Records drawn from a dataset:
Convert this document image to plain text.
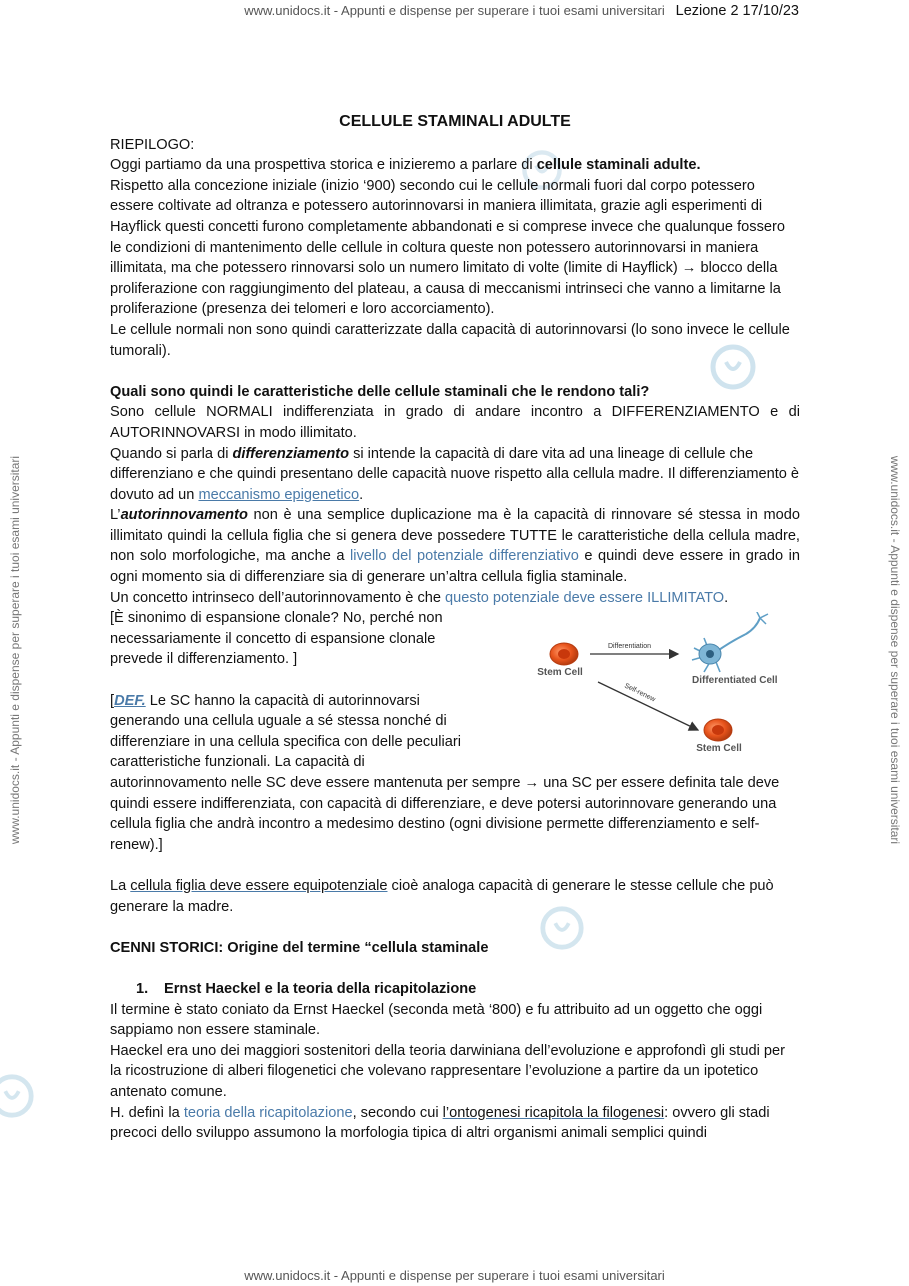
www.unidocs.it - Appunti e dispense per superare i tuoi esami universitari Lezione 2 17/10/23
www.unidocs.it - Appunti e dispense per superare i tuoi esami universitari	www.unidocs.it - Appunti e dispense per superare i tuoi esami universitari

CELLULE STAMINALI ADULTE

RIEPILOGO:

Oggi partiamo da una prospettiva storica e inizieremo a parlare di cellule staminali adulte.

Rispetto alla concezione iniziale (inizio ‘900) secondo cui le cellule normali fuori dal corpo potessero essere coltivate ad oltranza e potessero autorinnovarsi in maniera illimitata, grazie agli esperimenti di Hayflick questi concetti furono completamente abbandonati e si comprese invece che qualunque fossero le condizioni di mantenimento delle cellule in coltura queste non potessero autorinnovarsi in maniera illimitata, ma che potessero rinnovarsi solo un numero limitato di volte (limite di Hayflick) → blocco della proliferazione con raggiungimento del plateau, a causa di meccanismi intrinseci che vanno a limitarne la proliferazione (presenza dei telomeri e loro accorciamento).

Le cellule normali non sono quindi caratterizzate dalla capacità di autorinnovarsi (lo sono invece le cellule tumorali).

Quali sono quindi le caratteristiche delle cellule staminali che le rendono tali?

Sono cellule NORMALI indifferenziata in grado di andare incontro a DIFFERENZIAMENTO e di AUTORINNOVARSI in modo illimitato.

Quando si parla di differenziamento si intende la capacità di dare vita ad una lineage di cellule che differenziano e che quindi presentano delle capacità nuove rispetto alla cellula madre. Il differenziamento è dovuto ad un meccanismo epigenetico.

L’autorinnovamento non è una semplice duplicazione ma è la capacità di rinnovare sé stessa in modo illimitato quindi la cellula figlia che si genera deve possedere TUTTE le caratteristiche della cellula madre, non solo morfologiche, ma anche a livello del potenziale differenziativo e quindi deve essere in grado in ogni momento sia di differenziare sia di generare un’altra cellula figlia staminale.

Un concetto intrinseco dell’autorinnovamento è che questo potenziale deve essere ILLIMITATO.

[È sinonimo di espansione clonale? No, perché non necessariamente il concetto di espansione clonale prevede il differenziamento. ]

[DEF. Le SC hanno la capacità di autorinnovarsi generando una cellula uguale a sé stessa nonché di differenziare in una cellula specifica con delle peculiari caratteristiche funzionali. La capacità di

autorinnovamento nelle SC deve essere mantenuta per sempre → una SC per essere definita tale deve quindi essere indifferenziata, con capacità di differenziare, e deve potersi autorinnovare generando una cellula figlia che andrà incontro a medesimo destino (ogni divisione permette differenziamento e self-renew).]

La cellula figlia deve essere equipotenziale cioè analoga capacità di generare le stesse cellule che può generare la madre.

CENNI STORICI: Origine del termine “cellula staminale

1. Ernst Haeckel e la teoria della ricapitolazione

Il termine è stato coniato da Ernst Haeckel (seconda metà ‘800) e fu attribuito ad un oggetto che oggi sappiamo non essere staminale.

Haeckel era uno dei maggiori sostenitori della teoria darwiniana dell’evoluzione e approfondì gli studi per la ricostruzione di alberi filogenetici che volevano rappresentare l’evoluzione a partire da un ipotetico antenato comune.

H. definì la teoria della ricapitolazione, secondo cui l’ontogenesi ricapitola la filogenesi: ovvero gli stadi precoci dello sviluppo assumono la morfologia tipica di altri organismi animali semplici quindi

Stem Cell
Differentiation
Self-renew
Differentiated Cell
Stem Cell
www.unidocs.it - Appunti e dispense per superare i tuoi esami universitari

• PROBLEM DESCRIPTION: Each line of the entries above that contains "ricapitolazione" is to be copied.

• TASK ANSWER:
1. Ernst Haeckel e la teoria della ricapitolazione
H. definì la teoria della ricapitolazione, secondo cui l’ontogenesi ricapitola la filogenesi: ovvero gli stadi precoci dello sviluppo assumono la morfologia tipica di altri organismi animali semplici quindi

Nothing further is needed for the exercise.